### RECORDS FOR THIS EXERCISE ###

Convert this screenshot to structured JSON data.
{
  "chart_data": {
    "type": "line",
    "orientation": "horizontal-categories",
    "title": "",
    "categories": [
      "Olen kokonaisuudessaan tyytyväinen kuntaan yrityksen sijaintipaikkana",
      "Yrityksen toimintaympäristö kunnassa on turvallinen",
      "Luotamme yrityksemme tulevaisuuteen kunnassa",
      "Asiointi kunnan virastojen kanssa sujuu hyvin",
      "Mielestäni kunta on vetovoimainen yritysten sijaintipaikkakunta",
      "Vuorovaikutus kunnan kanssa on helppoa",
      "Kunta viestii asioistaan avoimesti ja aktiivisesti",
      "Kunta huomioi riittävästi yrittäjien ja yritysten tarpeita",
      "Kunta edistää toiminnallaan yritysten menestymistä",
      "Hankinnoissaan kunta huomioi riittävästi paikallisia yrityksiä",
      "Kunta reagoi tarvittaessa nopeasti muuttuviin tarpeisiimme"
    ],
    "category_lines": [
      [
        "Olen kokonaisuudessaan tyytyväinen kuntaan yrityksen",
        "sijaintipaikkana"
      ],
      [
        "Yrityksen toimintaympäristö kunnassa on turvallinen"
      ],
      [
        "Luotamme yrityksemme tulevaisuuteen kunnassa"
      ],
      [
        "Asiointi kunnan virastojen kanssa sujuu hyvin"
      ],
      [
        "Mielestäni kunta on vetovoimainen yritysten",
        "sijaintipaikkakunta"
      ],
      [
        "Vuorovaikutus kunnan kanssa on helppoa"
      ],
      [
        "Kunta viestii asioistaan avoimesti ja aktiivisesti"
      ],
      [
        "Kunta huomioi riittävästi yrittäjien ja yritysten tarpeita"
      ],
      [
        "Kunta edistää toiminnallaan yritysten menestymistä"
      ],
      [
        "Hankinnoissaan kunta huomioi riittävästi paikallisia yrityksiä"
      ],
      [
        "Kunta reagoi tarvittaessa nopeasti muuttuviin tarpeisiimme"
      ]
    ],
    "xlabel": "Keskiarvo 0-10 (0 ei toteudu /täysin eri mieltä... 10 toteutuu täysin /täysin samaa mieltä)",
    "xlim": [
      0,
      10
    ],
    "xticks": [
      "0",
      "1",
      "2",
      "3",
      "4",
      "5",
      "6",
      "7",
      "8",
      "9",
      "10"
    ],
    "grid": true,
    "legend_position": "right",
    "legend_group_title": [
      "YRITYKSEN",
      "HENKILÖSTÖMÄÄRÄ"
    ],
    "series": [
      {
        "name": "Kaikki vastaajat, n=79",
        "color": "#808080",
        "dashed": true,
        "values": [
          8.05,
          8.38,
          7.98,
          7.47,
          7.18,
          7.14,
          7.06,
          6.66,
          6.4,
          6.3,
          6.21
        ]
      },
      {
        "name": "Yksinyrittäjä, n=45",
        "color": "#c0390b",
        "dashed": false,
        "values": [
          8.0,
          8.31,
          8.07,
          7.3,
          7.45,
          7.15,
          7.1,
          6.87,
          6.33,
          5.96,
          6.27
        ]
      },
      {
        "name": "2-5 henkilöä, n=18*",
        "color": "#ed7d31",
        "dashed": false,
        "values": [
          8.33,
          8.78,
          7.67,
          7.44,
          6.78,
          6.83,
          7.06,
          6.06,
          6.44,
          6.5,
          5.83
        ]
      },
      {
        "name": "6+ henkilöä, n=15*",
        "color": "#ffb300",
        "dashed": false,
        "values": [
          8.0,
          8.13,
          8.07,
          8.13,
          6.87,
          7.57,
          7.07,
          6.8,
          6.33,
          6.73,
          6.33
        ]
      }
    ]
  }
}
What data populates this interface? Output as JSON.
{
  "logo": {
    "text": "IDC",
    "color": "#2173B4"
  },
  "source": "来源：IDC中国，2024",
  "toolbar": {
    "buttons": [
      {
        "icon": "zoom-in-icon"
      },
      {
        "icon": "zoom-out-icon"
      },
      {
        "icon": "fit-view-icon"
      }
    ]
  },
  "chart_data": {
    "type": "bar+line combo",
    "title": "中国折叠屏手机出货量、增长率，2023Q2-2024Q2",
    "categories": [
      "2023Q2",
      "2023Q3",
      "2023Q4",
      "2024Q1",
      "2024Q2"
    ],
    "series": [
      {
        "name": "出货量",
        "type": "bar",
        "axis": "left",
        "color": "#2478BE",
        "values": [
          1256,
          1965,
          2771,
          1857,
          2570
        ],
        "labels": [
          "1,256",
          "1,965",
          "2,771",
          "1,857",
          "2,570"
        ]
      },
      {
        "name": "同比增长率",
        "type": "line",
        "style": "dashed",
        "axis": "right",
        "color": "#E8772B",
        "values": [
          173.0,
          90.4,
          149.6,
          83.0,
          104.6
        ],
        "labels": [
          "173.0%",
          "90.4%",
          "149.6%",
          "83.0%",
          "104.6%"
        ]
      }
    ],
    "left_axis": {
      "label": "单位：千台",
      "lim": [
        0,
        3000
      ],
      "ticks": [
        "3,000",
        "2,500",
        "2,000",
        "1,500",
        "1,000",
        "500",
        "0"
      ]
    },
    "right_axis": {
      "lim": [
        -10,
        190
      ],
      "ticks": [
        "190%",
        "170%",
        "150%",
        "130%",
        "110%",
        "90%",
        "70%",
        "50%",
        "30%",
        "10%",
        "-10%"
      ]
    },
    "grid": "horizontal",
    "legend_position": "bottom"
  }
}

###

- _GIVEN TASK_
Find the string "toimintaympäristö" in the records, then copy each line where it occurs.

- _OUTPUT BELOW_
      "Yrityksen toimintaympäristö kunnassa on turvallinen",
        "Yrityksen toimintaympäristö kunnassa on turvallinen"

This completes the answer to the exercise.